• [SET EXERCISE]
Copy out all lines where "Graduate" appears.

• [EXERCISE MATERIALS]
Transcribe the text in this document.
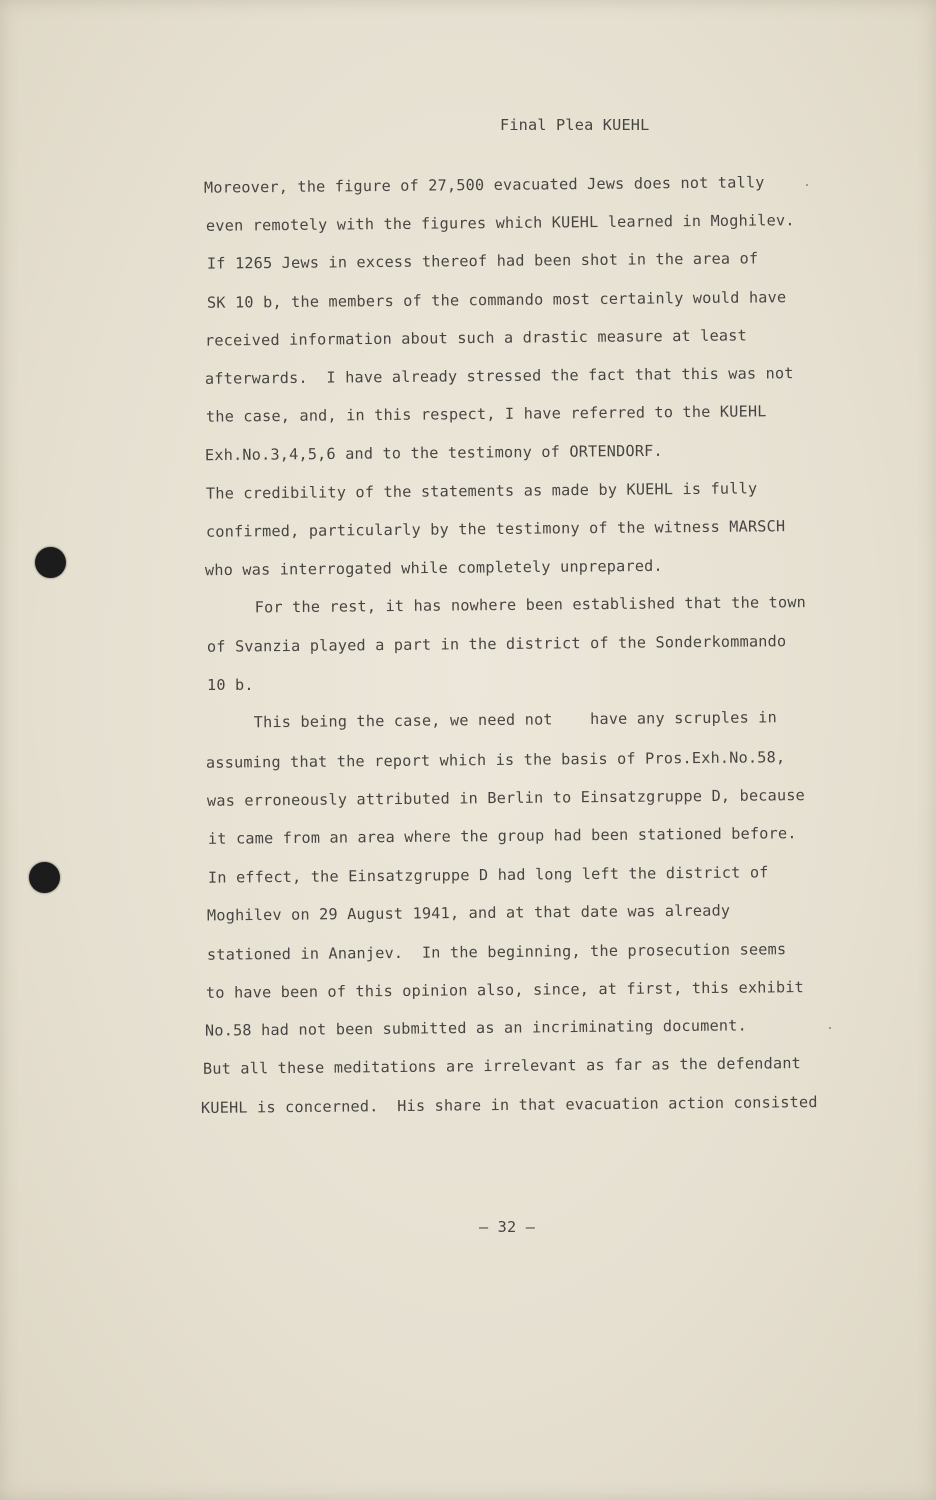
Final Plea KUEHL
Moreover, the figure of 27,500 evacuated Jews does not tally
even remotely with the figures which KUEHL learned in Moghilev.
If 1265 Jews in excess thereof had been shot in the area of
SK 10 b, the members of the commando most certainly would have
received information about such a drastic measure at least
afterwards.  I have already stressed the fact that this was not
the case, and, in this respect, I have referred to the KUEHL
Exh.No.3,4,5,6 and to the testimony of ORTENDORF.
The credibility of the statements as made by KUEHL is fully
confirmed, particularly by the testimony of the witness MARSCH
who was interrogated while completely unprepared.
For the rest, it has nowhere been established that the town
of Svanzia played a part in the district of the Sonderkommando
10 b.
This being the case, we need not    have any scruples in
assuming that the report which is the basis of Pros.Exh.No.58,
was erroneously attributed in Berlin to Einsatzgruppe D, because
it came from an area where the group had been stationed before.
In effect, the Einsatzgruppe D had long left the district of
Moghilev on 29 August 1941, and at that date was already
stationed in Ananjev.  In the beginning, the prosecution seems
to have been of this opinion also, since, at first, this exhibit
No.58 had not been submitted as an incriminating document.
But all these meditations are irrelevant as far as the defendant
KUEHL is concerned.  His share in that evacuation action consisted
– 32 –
---
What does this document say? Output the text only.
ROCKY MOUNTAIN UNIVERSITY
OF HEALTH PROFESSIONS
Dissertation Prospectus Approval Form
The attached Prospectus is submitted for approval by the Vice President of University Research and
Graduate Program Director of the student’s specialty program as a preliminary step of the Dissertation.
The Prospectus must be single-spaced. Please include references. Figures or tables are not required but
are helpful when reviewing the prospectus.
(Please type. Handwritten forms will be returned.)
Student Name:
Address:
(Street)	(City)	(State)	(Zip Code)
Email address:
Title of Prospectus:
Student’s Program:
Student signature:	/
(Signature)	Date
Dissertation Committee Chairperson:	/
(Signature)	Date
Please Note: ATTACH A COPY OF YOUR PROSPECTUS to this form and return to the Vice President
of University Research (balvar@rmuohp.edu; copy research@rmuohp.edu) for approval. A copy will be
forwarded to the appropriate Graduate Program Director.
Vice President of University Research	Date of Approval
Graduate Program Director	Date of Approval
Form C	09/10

• [TASK SOLUTION]
Graduate Program Director of the student’s specialty program as a preliminary step of the Dissertation.
forwarded to the appropriate Graduate Program Director.
Graduate Program Director	Date of Approval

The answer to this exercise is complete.